───── RECORDS SUPPLIED ─────

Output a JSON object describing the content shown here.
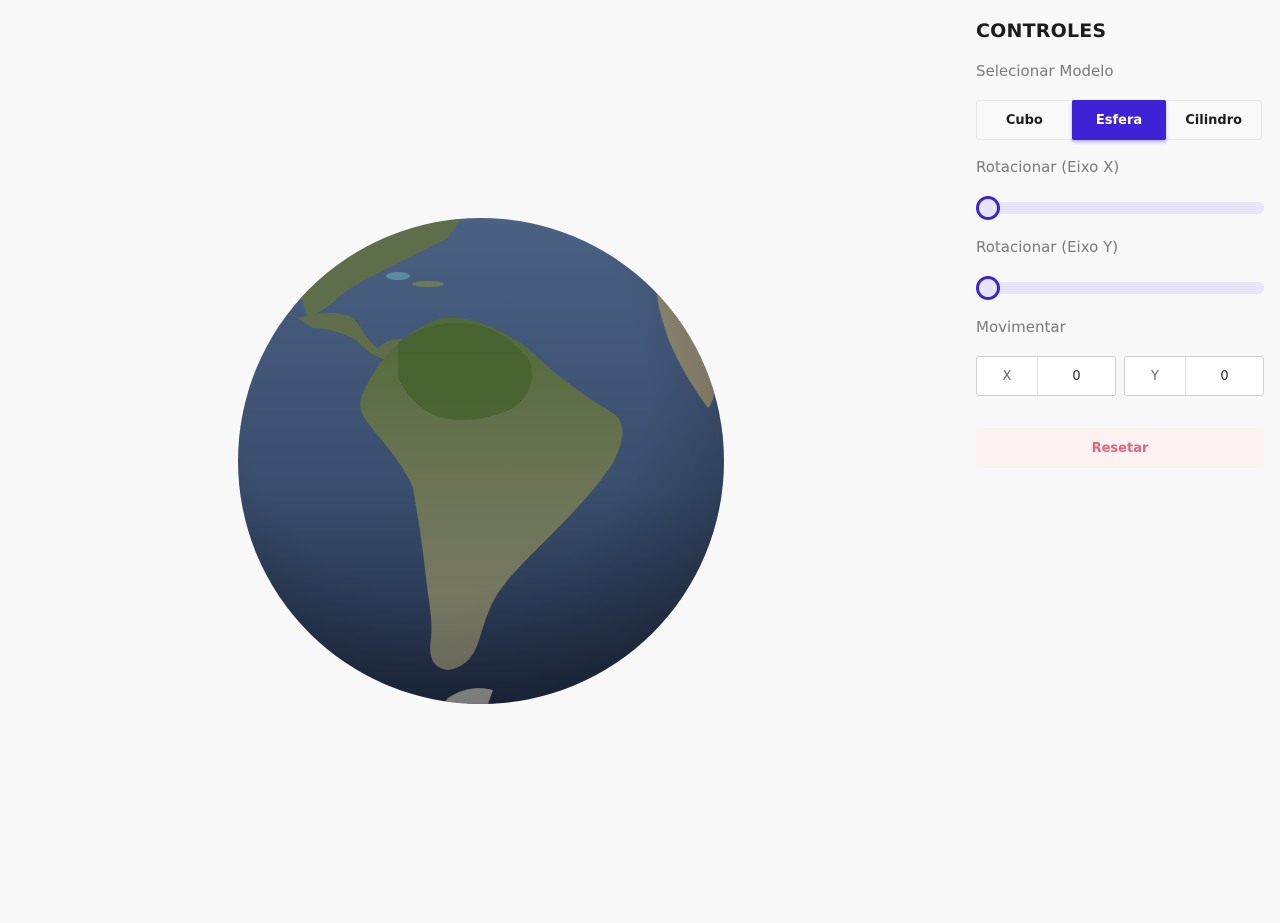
{
  "panel": {
    "title": "CONTROLES",
    "model_label": "Selecionar Modelo",
    "models": [
      {
        "label": "Cubo",
        "active": false
      },
      {
        "label": "Esfera",
        "active": true
      },
      {
        "label": "Cilindro",
        "active": false
      }
    ],
    "rotate_x_label": "Rotacionar (Eixo X)",
    "rotate_x_value": 0,
    "rotate_y_label": "Rotacionar (Eixo Y)",
    "rotate_y_value": 0,
    "move_label": "Movimentar",
    "move_x": {
      "prefix": "X",
      "value": "0"
    },
    "move_y": {
      "prefix": "Y",
      "value": "0"
    },
    "reset_label": "Resetar"
  },
  "colors": {
    "accent": "#3f22d6",
    "slider_track": "#e7e4f7",
    "reset_text": "#e0667a",
    "reset_bg": "#fdf1f1"
  },
  "scene": {
    "model": "sphere",
    "texture": "earth-south-america"
  }
}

─────

▶ [WRITTEN PROBLEM]: Return each line of the data, keeping its wording exact and omitting pictures.

▶ [SOLUTION TO THE EXERCISE]:
Output a JSON object describing the content shown here.
{
  "panel": {
    "title": "CONTROLES",
    "model_label": "Selecionar Modelo",
    "models": [
      {
        "label": "Cubo",
        "active": false
      },
      {
        "label": "Esfera",
        "active": true
      },
      {
        "label": "Cilindro",
        "active": false
      }
    ],
    "rotate_x_label": "Rotacionar (Eixo X)",
    "rotate_x_value": 0,
    "rotate_y_label": "Rotacionar (Eixo Y)",
    "rotate_y_value": 0,
    "move_label": "Movimentar",
    "move_x": {
      "prefix": "X",
      "value": "0"
    },
    "move_y": {
      "prefix": "Y",
      "value": "0"
    },
    "reset_label": "Resetar"
  },
  "colors": {
    "accent": "#3f22d6",
    "slider_track": "#e7e4f7",
    "reset_text": "#e0667a",
    "reset_bg": "#fdf1f1"
  },
  "scene": {
    "model": "sphere",
    "texture": "earth-south-america"
  }
}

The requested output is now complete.